
  1. Know what type of landline telephone service you have. Some newer forms of telephone service will not work without electric power. Understand whether you have this newer type of service, such as Voice over IP (VoIP), which is provided over broadband connections, or more traditional telephone service, which typically is powered over copper telephone lines. Ask your service provider if you are unsure.
    • If you have newer telephone service that works with battery backup equipment during power outages,test the battery periodically, understand how long it should last, learn how to replace it, and consider having a spare battery that you can charge before a storm. If you do not have battery backup equipment, ask your provider if they can supply it or if it is available elsewhere.
      • If your electricity goes out and you don’t need to use the phone right away, you can disconnect the battery to prevent it from draining and plug it back in when you need to receive or make calls.  Once power is restored, plug the battery back in so it can recharge.
    •  If you have traditional telephone service, it may work during electric power outages – but you may need to use a “corded” phone. Remember that many cordless home phones rely on electric power to operate.
  2. Charge your wireless phone if a storm is coming. Also consider keeping an extra battery and a car charger on hand.

== Excerpted records ==
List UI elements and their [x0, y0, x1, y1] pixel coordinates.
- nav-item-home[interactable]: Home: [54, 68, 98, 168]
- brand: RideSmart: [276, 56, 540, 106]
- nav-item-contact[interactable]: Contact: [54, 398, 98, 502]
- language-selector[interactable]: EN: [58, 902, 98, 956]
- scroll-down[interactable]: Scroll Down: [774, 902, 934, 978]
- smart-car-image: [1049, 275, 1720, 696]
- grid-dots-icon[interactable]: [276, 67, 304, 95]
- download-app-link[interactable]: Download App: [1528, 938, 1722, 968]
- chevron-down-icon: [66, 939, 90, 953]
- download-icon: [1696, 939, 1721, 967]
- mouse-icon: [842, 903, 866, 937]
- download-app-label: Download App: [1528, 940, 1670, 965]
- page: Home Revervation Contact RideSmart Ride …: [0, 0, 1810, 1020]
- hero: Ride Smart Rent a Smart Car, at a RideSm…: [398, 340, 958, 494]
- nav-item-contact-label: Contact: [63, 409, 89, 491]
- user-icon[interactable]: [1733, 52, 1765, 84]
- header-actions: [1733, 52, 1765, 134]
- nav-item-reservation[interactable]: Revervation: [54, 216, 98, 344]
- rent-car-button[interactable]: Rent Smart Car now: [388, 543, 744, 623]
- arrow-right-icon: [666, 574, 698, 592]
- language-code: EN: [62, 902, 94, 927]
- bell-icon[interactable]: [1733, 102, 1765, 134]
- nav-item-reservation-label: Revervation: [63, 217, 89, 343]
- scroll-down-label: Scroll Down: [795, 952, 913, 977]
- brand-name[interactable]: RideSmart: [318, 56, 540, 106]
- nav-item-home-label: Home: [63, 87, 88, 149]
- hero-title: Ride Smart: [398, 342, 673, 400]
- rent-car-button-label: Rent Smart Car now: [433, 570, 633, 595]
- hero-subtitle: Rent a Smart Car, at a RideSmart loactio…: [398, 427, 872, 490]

== Task to carry out ==
According to the tips on phone service during power outages, what kind of phone might you need to use with traditional telephone service when the power is out?

== Solution to this exercise ==
A corded phone.